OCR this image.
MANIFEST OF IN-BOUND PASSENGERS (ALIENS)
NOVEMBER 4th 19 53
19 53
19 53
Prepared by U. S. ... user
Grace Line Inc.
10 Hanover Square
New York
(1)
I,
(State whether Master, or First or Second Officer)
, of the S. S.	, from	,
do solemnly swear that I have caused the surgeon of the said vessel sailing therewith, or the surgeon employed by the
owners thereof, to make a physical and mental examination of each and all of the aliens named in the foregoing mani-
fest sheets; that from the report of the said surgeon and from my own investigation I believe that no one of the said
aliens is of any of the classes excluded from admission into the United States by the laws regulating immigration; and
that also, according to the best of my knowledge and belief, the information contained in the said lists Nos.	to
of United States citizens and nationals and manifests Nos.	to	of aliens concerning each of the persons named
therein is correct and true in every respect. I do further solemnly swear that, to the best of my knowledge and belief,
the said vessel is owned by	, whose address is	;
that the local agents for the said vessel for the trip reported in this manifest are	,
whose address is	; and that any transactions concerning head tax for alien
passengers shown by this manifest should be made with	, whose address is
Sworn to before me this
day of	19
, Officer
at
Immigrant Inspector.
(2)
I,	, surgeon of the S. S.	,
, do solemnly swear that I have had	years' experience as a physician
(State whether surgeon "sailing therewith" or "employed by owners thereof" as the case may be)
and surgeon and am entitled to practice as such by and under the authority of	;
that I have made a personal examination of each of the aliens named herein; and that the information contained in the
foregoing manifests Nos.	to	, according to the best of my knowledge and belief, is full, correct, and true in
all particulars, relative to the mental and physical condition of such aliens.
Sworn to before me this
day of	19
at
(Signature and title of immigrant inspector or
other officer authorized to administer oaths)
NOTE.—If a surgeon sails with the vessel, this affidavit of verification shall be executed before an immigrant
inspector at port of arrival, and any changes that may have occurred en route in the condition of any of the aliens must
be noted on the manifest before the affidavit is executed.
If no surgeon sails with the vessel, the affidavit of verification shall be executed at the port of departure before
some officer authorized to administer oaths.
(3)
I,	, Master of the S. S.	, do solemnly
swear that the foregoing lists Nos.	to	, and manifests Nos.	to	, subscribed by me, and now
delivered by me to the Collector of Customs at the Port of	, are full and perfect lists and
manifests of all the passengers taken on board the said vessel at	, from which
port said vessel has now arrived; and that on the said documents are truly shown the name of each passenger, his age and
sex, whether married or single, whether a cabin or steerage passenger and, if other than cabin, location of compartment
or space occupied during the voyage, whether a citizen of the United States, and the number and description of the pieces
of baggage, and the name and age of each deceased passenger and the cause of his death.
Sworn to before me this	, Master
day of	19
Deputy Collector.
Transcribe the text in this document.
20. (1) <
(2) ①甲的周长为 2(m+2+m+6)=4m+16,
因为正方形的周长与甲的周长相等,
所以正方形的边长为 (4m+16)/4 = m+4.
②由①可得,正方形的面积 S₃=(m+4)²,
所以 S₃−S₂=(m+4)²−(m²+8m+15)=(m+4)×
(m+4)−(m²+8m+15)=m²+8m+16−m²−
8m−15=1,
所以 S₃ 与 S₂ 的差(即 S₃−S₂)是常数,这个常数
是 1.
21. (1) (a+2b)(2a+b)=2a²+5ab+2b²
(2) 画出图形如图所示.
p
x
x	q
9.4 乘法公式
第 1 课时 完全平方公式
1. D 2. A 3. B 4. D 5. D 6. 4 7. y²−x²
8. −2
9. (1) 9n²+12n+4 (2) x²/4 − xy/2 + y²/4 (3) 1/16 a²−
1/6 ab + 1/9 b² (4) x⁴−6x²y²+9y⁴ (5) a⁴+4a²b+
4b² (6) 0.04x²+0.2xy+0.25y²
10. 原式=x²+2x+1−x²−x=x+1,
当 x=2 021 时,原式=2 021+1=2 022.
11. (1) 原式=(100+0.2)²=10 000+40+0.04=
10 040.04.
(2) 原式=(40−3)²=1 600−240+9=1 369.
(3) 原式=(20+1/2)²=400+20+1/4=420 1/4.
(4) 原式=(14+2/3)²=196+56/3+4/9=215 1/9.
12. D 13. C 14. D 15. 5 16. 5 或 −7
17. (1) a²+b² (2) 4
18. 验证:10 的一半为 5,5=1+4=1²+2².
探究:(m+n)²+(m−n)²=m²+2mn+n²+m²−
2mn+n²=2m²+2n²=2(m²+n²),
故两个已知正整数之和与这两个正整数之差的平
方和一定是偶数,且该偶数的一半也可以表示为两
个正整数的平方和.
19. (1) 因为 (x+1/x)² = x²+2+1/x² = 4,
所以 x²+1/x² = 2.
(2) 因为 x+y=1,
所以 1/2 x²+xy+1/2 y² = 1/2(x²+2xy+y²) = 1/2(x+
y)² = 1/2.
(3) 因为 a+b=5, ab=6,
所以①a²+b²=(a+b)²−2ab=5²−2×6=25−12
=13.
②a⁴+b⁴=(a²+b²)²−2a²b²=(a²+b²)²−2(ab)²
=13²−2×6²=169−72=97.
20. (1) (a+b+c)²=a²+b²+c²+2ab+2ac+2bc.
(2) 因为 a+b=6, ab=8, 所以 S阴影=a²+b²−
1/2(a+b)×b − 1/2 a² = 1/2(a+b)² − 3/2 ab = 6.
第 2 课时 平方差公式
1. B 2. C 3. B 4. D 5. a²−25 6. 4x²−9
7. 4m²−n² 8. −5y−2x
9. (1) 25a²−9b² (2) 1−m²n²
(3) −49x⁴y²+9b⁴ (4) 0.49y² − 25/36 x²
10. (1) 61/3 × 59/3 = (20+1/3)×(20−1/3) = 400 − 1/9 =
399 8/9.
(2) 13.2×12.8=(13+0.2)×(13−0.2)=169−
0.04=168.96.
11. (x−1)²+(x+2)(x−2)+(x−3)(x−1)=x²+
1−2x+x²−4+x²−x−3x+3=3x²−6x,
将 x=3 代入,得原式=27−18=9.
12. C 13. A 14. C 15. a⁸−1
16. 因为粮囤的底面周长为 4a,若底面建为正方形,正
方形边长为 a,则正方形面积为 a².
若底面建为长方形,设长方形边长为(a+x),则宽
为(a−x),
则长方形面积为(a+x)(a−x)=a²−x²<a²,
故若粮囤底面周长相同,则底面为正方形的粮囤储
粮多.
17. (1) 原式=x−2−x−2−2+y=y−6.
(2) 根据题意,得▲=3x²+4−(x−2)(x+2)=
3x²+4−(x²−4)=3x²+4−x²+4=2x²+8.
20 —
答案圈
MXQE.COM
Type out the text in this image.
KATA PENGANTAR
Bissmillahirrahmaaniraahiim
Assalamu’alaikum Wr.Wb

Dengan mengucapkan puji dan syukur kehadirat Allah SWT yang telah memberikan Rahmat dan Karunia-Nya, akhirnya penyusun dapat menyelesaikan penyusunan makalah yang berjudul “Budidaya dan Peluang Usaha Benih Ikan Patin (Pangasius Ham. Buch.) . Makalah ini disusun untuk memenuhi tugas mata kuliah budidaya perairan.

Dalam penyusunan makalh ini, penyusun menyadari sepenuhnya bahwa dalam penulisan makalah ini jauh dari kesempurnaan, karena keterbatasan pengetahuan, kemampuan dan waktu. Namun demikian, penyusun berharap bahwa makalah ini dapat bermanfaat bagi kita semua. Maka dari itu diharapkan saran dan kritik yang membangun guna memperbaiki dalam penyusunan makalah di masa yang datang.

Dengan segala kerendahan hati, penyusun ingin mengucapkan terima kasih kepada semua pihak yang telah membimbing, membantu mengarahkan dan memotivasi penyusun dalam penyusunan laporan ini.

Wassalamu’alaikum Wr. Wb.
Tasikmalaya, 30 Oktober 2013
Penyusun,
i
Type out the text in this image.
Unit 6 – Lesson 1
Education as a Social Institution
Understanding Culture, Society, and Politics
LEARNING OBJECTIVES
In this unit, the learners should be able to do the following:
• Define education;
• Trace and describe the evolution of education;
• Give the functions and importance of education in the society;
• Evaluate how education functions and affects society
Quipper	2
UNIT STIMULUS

+++++

■ **EXERCISE DIRECTIONS**: Find the string "oaths" in the entries above and return each line that holds it.

■ **PROBLEM SOLUTION**:
other officer authorized to administer oaths)
some officer authorized to administer oaths.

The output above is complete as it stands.